Copy out every line that contains the word "指导老师".

[Data excerpts]
┄┄┄┄┄┄

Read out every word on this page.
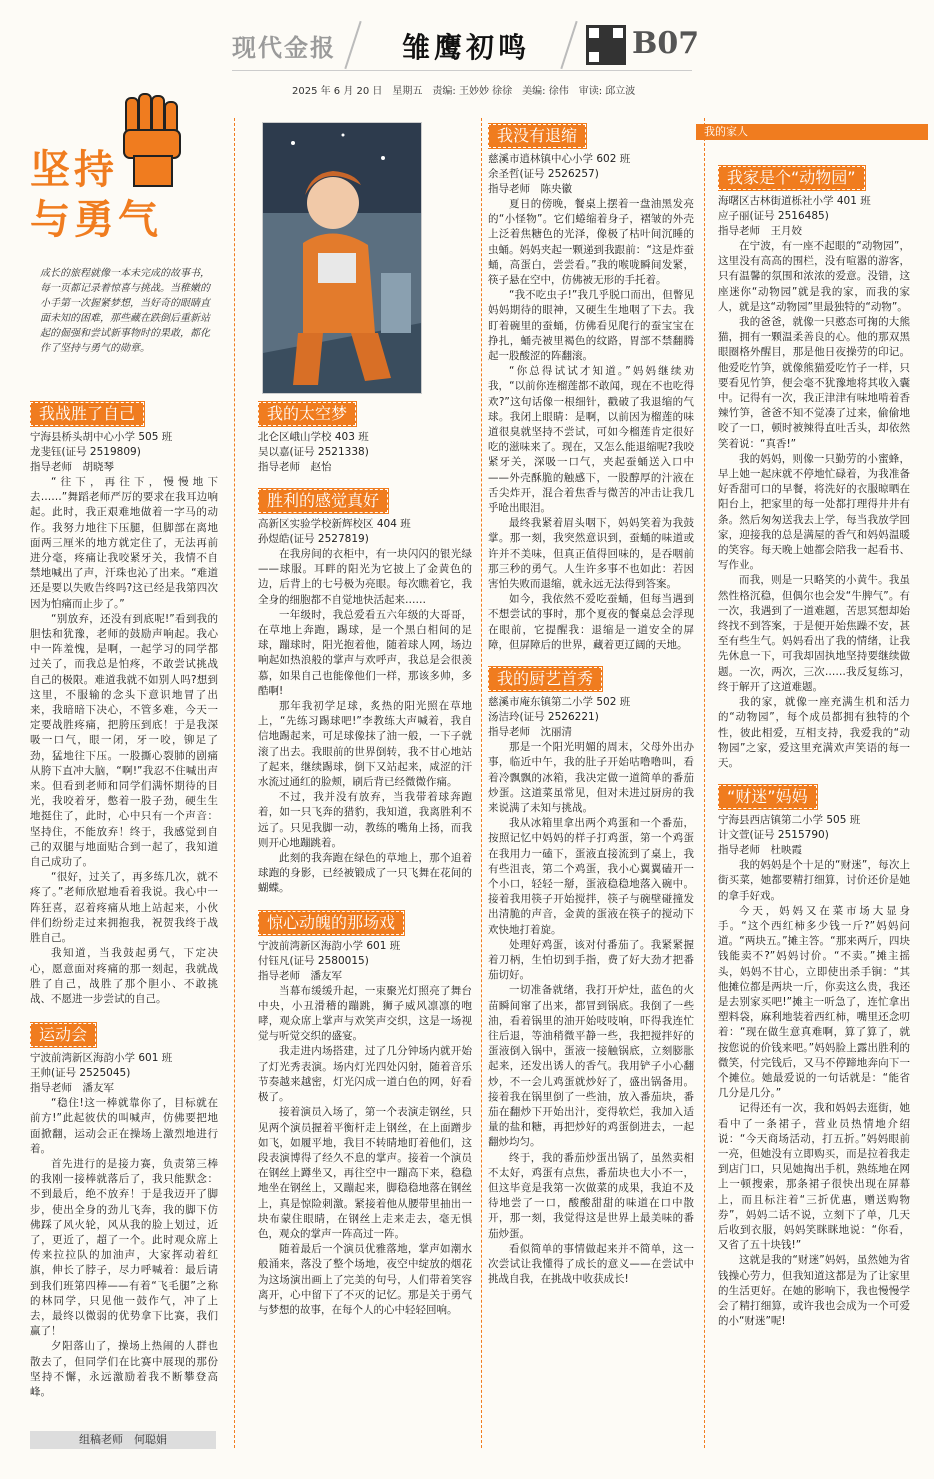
现代金报 雏鹰初鸣	B07
2025 年 6 月 20 日　星期五　责编: 王妙妙 徐徐　美编: 徐伟　审读: 邱立波
坚持
与勇气
成长的旅程就像一本未完成的故事书，每一页都记录着惊喜与挑战。当稚嫩的小手第一次握紧梦想，当好奇的眼睛直面未知的困难，那些藏在跌倒后重新站起的倔强和尝试新事物时的果敢，都化作了坚持与勇气的勋章。
我战胜了自己
宁海县桥头胡中心小学 505 班
龙斐钰(证号 2519809)
指导老师　胡晓琴

“往下，再往下，慢慢地下去……”舞蹈老师严厉的要求在我耳边响起。此时，我正艰难地做着一字马的动作。我努力地往下压腿，但脚部在离地面两三厘米的地方就定住了，无法再前进分毫，疼痛让我咬紧牙关，我情不自禁地喊出了声，汗珠也沁了出来。“难道还是要以失败告终吗?这已经是我第四次因为怕痛而止步了。”

“别放弃，还没有到底呢!”看到我的胆怯和犹豫，老师的鼓励声响起。我心中一阵羞愧，是啊，一起学习的同学都过关了，而我总是怕疼，不敢尝试挑战自己的极限。难道我就不如别人吗?想到这里，不服输的念头下意识地冒了出来，我暗暗下决心，不管多难，今天一定要战胜疼痛，把胯压到底！于是我深吸一口气，眼一闭，牙一咬，铆足了劲，猛地往下压。一股撕心裂肺的剧痛从胯下直冲大脑，“啊!”我忍不住喊出声来。但看到老师和同学们满怀期待的目光，我咬着牙，憋着一股子劲，硬生生地挺住了，此时，心中只有一个声音：坚持住，不能放弃！终于，我感觉到自己的双腿与地面贴合到一起了，我知道自己成功了。

“很好，过关了，再多练几次，就不疼了。”老师欣慰地看着我说。我心中一阵狂喜，忍着疼痛从地上站起来，小伙伴们纷纷走过来拥抱我，祝贺我终于战胜自己。

我知道，当我鼓起勇气，下定决心，愿意面对疼痛的那一刻起，我就战胜了自己，战胜了那个胆小、不敢挑战、不愿进一步尝试的自己。

运动会
宁波前湾新区海韵小学 601 班
王帅(证号 2525045)
指导老师　潘友军

“稳住!这一棒就靠你了，目标就在前方!”此起彼伏的叫喊声，仿佛要把地面掀翻，运动会正在操场上激烈地进行着。

首先进行的是接力赛，负责第三棒的我刚一接棒就落后了，我只能默念：不到最后，绝不放弃！于是我迈开了脚步，使出全身的劲儿飞奔，我的脚下仿佛踩了风火轮，风从我的脸上划过，近了，更近了，超了一个。此时观众席上传来拉拉队的加油声，大家挥动着红旗，伸长了脖子，尽力呼喊着：最后请到我们班第四棒——有着“飞毛腿”之称的林同学，只见他一鼓作气，冲了上去，最终以微弱的优势拿下比赛，我们赢了！

夕阳落山了，操场上热闹的人群也散去了，但同学们在比赛中展现的那份坚持不懈，永远激励着我不断攀登高峰。

组稿老师　何聪娟
我的太空梦
北仑区峨山学校 403 班
吴以嘉(证号 2521338)
指导老师　赵怡
胜利的感觉真好
高新区实验学校新辉校区 404 班
孙煜皓(证号 2527819)

在我房间的衣柜中，有一块闪闪的银光绿——球服。耳畔的阳光为它披上了金黄色的边，后背上的七号极为亮眼。每次瞧着它，我全身的细胞都不自觉地快活起来……

一年级时，我总爱看五六年级的大哥哥，在草地上奔跑，踢球，是一个黑白相间的足球，蹦球时，阳光抱着他，随着球人网，场边响起如热浪般的掌声与欢呼声，我总是会很羡慕，如果自己也能像他们一样，那该多帅，多酷啊!

那年我初学足球，炙热的阳光照在草地上，“先练习踢球吧!”李教练大声喊着，我自信地踢起来，可足球像抹了油一般，一下子就滚了出去。我眼前的世界倒转，我不甘心地站了起来，继续踢球，倒下又站起来，咸涩的汗水流过通红的脸颊，刷后背已经微微作痛。

不过，我并没有放弃，当我带着球奔跑着，如一只飞奔的猎豹，我知道，我离胜利不远了。只见我脚一动，教练的嘴角上扬，而我则开心地蹦跳着。

此刻的我奔跑在绿色的草地上，那个追着球跑的身影，已经被锻成了一只飞舞在花间的蝴蝶。

惊心动魄的那场戏
宁波前湾新区海韵小学 601 班
付钰凡(证号 2580015)
指导老师　潘友军

当幕布缓缓升起，一束聚光灯照亮了舞台中央，小丑滑稽的蹦跳，狮子威风凛凛的咆哮，观众席上掌声与欢笑声交织，这是一场视觉与听觉交织的盛宴。

我走进内场搭建，过了几分钟场内就开始了灯光秀表演。场内灯光四处闪射，随着音乐节奏越来越密，灯光闪成一道白色的网，好看极了。

接着演员入场了，第一个表演走钢丝，只见两个演员握着平衡杆走上钢丝，在上面蹭步如飞，如履平地，我目不转睛地盯着他们，这段表演博得了经久不息的掌声。接着一个演员在钢丝上蹲坐又，再往空中一蹦高下来，稳稳地坐在钢丝上，又蹦起来，脚稳稳地落在钢丝上，真是惊险刺激。紧接着他从腰带里抽出一块布蒙住眼睛，在钢丝上走来走去，毫无惧色，观众的掌声一阵高过一阵。

随着最后一个演员优雅落地，掌声如潮水般涌来，落没了整个场地，夜空中绽放的烟花为这场演出画上了完美的句号，人们带着笑容离开，心中留下了不灭的记忆。那是关于勇气与梦想的故事，在每个人的心中轻轻回响。

我没有退缩
慈溪市逍林镇中心小学 602 班
余圣哲(证号 2526257)
指导老师　陈央徽

夏日的傍晚，餐桌上摆着一盘油黑发亮的“小怪物”。它们蜷缩着身子，褶皱的外壳上泛着焦糖色的光泽，像极了枯叶间沉睡的虫蛹。妈妈夹起一颗递到我跟前：“这是炸蚕蛹，高蛋白，尝尝看。”我的喉咙瞬间发紧，筷子悬在空中，仿佛被无形的手托着。

“我不吃虫子!”我几乎脱口而出，但瞥见妈妈期待的眼神，又硬生生地咽了下去。我盯着碗里的蚕蛹，仿佛看见爬行的蚕宝宝在挣扎，蛹壳被里褐色的纹路，胃部不禁翻腾起一股酸涩的阵翻滚。

“你总得试试才知道。”妈妈继续劝我，“以前你连榴莲都不敢闻，现在不也吃得欢?”这句话像一根细针，戳破了我退缩的气球。我闭上眼睛：是啊，以前因为榴莲的味道很臭就坚持不尝试，可如今榴莲肯定很好吃的滋味来了。现在，又怎么能退缩呢?我咬紧牙关，深吸一口气，夹起蚕蛹送入口中——外壳酥脆的触感下，一股醇厚的汁液在舌尖炸开，混合着焦香与微苦的冲击让我几乎呛出眼泪。

最终我紧着眉头咽下，妈妈笑着为我鼓掌。那一刻，我突然意识到，蚕蛹的味道或许并不美味，但真正值得回味的，是吞咽前那三秒的勇气。人生许多事不也如此：若因害怕失败而退缩，就永远无法得到答案。

如今，我依然不爱吃蚕蛹，但每当遇到不想尝试的事时，那个夏夜的餐桌总会浮现在眼前，它提醒我：退缩是一道安全的屏障，但屏障后的世界，藏着更辽阔的天地。

我的厨艺首秀
慈溪市庵东镇第二小学 502 班
汤洁玲(证号 2526221)
指导老师　沈丽清

那是一个阳光明媚的周末，父母外出办事，临近中午，我的肚子开始咕噜噜叫，看着冷飘飘的冰箱，我决定做一道简单的番茄炒蛋。这道菜虽常见，但对未进过厨房的我来说满了未知与挑战。

我从冰箱里拿出两个鸡蛋和一个番茄，按照记忆中妈妈的样子打鸡蛋，第一个鸡蛋在我用力一磕下，蛋液直接流到了桌上，我有些沮丧，第二个鸡蛋，我小心翼翼磕开一个小口，轻轻一掰，蛋液稳稳地落入碗中。接着我用筷子开始搅拌，筷子与碗壁碰撞发出清脆的声音，金黄的蛋液在筷子的搅动下欢快地打着旋。

处理好鸡蛋，该对付番茄了。我紧紧握着刀柄，生怕切到手指，费了好大劲才把番茄切好。

一切准备就绪，我打开炉灶，蓝色的火苗瞬间窜了出来，都冒到锅底。我倒了一些油，看着锅里的油开始吱吱响，吓得我连忙往后退，等油稍微平静一些，我把搅拌好的蛋液倒入锅中，蛋液一接触锅底，立刻膨胀起来，还发出诱人的香气。我用铲子小心翻炒，不一会儿鸡蛋就炒好了，盛出锅备用。接着我在锅里倒了一些油，放入番茄块，番茄在翻炒下开始出汁，变得软烂，我加入适量的盐和糖，再把炒好的鸡蛋倒进去，一起翻炒均匀。

终于，我的番茄炒蛋出锅了，虽然卖相不太好，鸡蛋有点焦，番茄块也大小不一，但这毕竟是我第一次做菜的成果，我迫不及待地尝了一口，酸酸甜甜的味道在口中散开，那一刻，我觉得这是世界上最美味的番茄炒蛋。

看似简单的事情做起来并不简单，这一次尝试让我懂得了成长的意义——在尝试中挑战自我，在挑战中收获成长!

我的家人
我家是个“动物园”
海曙区古林街道栎社小学 401 班
应子丽(证号 2516485)
指导老师　王月姣

在宁波，有一座不起眼的“动物园”，这里没有高高的围栏，没有喧嚣的游客，只有温馨的氛围和浓浓的爱意。没错，这座迷你“动物园”就是我的家，而我的家人，就是这“动物园”里最独特的“动物”。

我的爸爸，就像一只憨态可掬的大熊猫，拥有一颗温柔善良的心。他的那双黑眼圈格外醒目，那是他日夜操劳的印记。他爱吃竹笋，就像熊猫爱吃竹子一样，只要看见竹笋，便会毫不犹豫地将其收入囊中。记得有一次，我正津津有味地啃着香辣竹笋，爸爸不知不觉凑了过来，偷偷地咬了一口，顿时被辣得直吐舌头，却依然笑着说：“真香!”

我的妈妈，则像一只勤劳的小蜜蜂，早上她一起床就不停地忙碌着，为我准备好香甜可口的早餐，将洗好的衣服晾晒在阳台上，把家里的每一处都打理得井井有条。然后匆匆送我去上学，每当我放学回家，迎接我的总是满屋的香气和妈妈温暖的笑容。每天晚上她都会陪我一起看书、写作业。

而我，则是一只略笑的小黄牛。我虽然性格沉稳，但偶尔也会发“牛脾气”。有一次，我遇到了一道难题，苦思冥想却始终找不到答案，于是便开始焦躁不安，甚至有些生气。妈妈看出了我的情绪，让我先休息一下，可我却固执地坚持要继续做题。一次，两次，三次……我反复练习，终于解开了这道难题。

我的家，就像一座充满生机和活力的“动物园”，每个成员都拥有独特的个性，彼此相爱，互相支持，我爱我的“动物园”之家，爱这里充满欢声笑语的每一天。

“财迷”妈妈
宁海县西店镇第二小学 505 班
计文萱(证号 2515790)
指导老师　杜映霞

我的妈妈是个十足的“财迷”，每次上街买菜，她都要精打细算，讨价还价是她的拿手好戏。

今天，妈妈又在菜市场大显身手。“这个西红柿多少钱一斤?”妈妈问道。“两块五。”摊主答。“那来两斤，四块钱能卖不?”妈妈讨价。“不卖。”摊主摇头，妈妈不甘心，立即使出杀手锏：“其他摊位都是两块一斤，你卖这么贵，我还是去别家买吧!”摊主一听急了，连忙拿出塑料袋，麻利地装着西红柿，嘴里还念叨着：“现在做生意真难啊，算了算了，就按您说的价钱来吧。”妈妈脸上露出胜利的微笑，付完钱后，又马不停蹄地奔向下一个摊位。她最爱说的一句话就是：“能省几分是几分。”

记得还有一次，我和妈妈去逛街，她看中了一条裙子，营业员热情地介绍说：“今天商场活动，打五折。”妈妈眼前一亮，但她没有立即购买，而是拉着我走到店门口，只见她掏出手机，熟练地在网上一顿搜索，那条裙子很快出现在屏幕上，而且标注着“三折优惠，赠送购物券”，妈妈二话不说，立刻下了单，几天后收到衣服，妈妈笑眯眯地说：“你看，又省了五十块钱!”

这就是我的“财迷”妈妈，虽然她为省钱操心劳力，但我知道这都是为了让家里的生活更好。在她的影响下，我也慢慢学会了精打细算，或许我也会成为一个可爱的小“财迷”呢!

┄┄┄┄┄┄

* **Response for this exercise**:
指导老师　胡晓琴
指导老师　潘友军
指导老师　赵怡
指导老师　潘友军
指导老师　陈央徽
指导老师　沈丽清
指导老师　王月姣
指导老师　杜映霞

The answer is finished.